Goals —
**a.** In the passage on early Kansas transportation, shorten the paragraph beginning "While the West was waiting" into a short list that keeps its main facts.
**b.** Copy the passage on early Kansas transportation between "While the West" and "to San Francisco.", inclusive, swapping in "coach routes" wherever "stage routes" appears.
**c.** Based on the passage on early Kansas transportation, answer yes or no to each statement below, and quote the words that settle it.
(i) Several short railroad lines were in use in the United States by 1831.
(ii) Pony Express stations averaged about twenty miles apart.
(iii) The Pony Express charged five dollars to carry each letter.

Selected text —
* * *
About the time Kansas was becoming the highway for the Santa Fe trade, experiments were being made in England with a new invention, the steam locomotive. By 1825 a fair degree of success had been attained. During the next half dozen years experiments were carried on in the United States, and by 1831 several short railroad lines were in use. By 1850 one could travel by rail between the chief cities of the East and as far west as St. Louis, but a decade more passed before any railroads were built in Kansas.


Kansas Settlers Desire Railroads 

The agitation for railroads in this part of the country began even before the organization of the Kansas Territory. The settlers knew the difficulty of building up the State without the aid of the railway. They had crept across the prairies in their canvas-covered wagons, or had toiled up the shallow, sluggish waterways, and they foresaw that they would be unable to market their crops or their stock because of the lack of adequate means of transportation. Their great desire for railroads is made evident by the large number of railway charters granted to different companies by the Territorial Legislatures. On account of the immense cost of railroad construction, however, work was slow to begin.

Early Stage Lines 

While the West was waiting for its railroads a number of stage routes for carrying mail and passengers were established. The first one was over the Santa Fe Trail. Stages made the trip from Kansas City to Santa Fe in about fifteen days. For many years stage lines were operated between the different towns of the Territory. Later, lines were established to Denver, to Salt Lake, and even to San Francisco.

The Pony Express, 1859-'61 

The trip to San Francisco, a distance of about 2000 miles, occupied nearly a month, and

(Image: Stage Coach)

the people of California were very anxious that a quicker way of getting their mails be devised. To meet this demand the Pony Express was established in 1859. The line extended from St. Joseph to San Francisco, a long, lonely way across plains and deserts and over mountains, sometimes in a straight line but often winding through dark canons or along the edge of mountain precipices. The Pony Express required one hundred and ninety stations, nearly five hundred horses, and eighty riders. The stations averaged about ten miles apart. The horses were selected for their speed and endurance, and the distance from one station to another was covered in the shortest possible time. At each station a fresh horse was waiting, and the only delay was in changing the mail pouch from one horse to another. The pouch contained only letters, and they were written on the thinnest of paper to avoid surplus weight. Five dollars was charged for the carrying of each letter. The first trip was made in ten days, the shortest one in seven days and seventeen hours. Many stories of adventure are related of the two years in which the Pony Express was in operation. In 1861 a telegraph line was constructed across the continent, which made it possible to flash news from ocean to ocean in a few seconds, and the Pony Express went out of existence.
* * *
Extracted material —
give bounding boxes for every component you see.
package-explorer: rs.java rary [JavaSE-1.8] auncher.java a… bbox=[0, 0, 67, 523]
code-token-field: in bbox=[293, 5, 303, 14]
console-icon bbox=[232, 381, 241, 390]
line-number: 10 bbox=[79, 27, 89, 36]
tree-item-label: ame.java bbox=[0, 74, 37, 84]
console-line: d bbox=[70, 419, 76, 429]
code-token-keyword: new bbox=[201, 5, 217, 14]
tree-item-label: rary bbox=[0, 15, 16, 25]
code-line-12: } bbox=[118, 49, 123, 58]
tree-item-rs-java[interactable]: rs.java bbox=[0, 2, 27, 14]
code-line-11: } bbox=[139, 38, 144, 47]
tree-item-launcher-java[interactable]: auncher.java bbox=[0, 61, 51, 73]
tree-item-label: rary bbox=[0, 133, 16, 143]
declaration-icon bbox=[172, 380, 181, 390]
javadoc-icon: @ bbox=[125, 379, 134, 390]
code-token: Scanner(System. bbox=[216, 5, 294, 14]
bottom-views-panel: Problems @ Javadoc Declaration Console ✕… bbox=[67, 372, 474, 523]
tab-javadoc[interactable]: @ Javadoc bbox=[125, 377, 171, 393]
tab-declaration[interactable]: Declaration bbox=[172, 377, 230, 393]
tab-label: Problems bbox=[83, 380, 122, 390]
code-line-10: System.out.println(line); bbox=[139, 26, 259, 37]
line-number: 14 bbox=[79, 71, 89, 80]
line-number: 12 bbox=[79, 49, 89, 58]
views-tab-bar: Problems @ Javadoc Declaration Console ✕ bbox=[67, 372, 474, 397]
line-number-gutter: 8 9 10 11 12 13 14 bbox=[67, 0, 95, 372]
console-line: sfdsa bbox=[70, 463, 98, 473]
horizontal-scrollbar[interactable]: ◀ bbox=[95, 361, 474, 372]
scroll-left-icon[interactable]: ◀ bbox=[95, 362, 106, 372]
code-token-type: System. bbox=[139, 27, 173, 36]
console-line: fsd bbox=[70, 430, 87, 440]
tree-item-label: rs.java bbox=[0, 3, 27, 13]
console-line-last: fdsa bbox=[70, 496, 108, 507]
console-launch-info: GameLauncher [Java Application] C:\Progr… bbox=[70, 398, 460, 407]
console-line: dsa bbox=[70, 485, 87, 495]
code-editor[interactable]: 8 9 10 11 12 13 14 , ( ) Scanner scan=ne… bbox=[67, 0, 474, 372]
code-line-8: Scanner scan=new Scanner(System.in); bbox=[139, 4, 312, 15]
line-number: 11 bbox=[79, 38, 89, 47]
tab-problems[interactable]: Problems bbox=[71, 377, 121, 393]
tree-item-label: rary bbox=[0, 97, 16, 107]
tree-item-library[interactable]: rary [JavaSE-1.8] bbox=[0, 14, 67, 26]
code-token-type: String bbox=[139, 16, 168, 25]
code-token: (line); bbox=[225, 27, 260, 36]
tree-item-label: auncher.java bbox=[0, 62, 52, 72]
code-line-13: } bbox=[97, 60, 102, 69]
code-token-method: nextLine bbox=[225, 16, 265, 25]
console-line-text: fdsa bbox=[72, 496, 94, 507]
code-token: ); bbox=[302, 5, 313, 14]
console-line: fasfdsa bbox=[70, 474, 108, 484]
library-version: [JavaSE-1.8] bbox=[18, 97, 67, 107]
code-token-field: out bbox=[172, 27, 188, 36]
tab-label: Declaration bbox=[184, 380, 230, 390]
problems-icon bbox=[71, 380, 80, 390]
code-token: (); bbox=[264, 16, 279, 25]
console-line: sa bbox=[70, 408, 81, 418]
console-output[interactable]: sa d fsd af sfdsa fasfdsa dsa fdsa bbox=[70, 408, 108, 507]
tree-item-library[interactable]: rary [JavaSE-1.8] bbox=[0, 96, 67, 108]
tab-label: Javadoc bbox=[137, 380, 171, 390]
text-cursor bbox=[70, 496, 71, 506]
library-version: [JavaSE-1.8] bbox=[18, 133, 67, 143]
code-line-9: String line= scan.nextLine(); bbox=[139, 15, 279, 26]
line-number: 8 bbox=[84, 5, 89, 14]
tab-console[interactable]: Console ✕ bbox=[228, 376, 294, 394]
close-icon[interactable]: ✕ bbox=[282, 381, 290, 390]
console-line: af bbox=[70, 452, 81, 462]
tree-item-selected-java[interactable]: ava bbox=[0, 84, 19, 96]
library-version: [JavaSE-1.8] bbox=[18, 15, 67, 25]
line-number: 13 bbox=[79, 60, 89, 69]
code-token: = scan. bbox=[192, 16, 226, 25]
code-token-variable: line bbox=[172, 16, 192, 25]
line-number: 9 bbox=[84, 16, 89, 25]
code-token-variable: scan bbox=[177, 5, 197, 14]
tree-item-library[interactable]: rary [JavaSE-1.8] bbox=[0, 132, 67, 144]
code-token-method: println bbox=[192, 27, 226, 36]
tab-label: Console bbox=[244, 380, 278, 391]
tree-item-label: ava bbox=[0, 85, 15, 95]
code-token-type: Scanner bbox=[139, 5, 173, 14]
* * *
Answers —
**a.**
- Stage routes for mail and passengers were set up while the West waited for railroads.
- The first ran over the Santa Fe Trail, and stages took about fifteen days from Kansas City to Santa Fe.
- For many years, stage lines ran between the Territory's towns.
- Later lines reached Denver, Salt Lake, and San Francisco.

**b.**
While the West was waiting for its railroads a number of coach routes for carrying mail and passengers were established. The first one was over the Santa Fe Trail. Stages made the trip from Kansas City to Santa Fe in about fifteen days. For many years stage lines were operated between the different towns of the Territory. Later, lines were established to Denver, to Salt Lake, and even to San Francisco.

**c.**
(i) Yes: "by 1831 several short railroad lines were in use."
(ii) No: "The stations averaged about ten miles apart."
(iii) Yes: "Five dollars was charged for the carrying of each letter."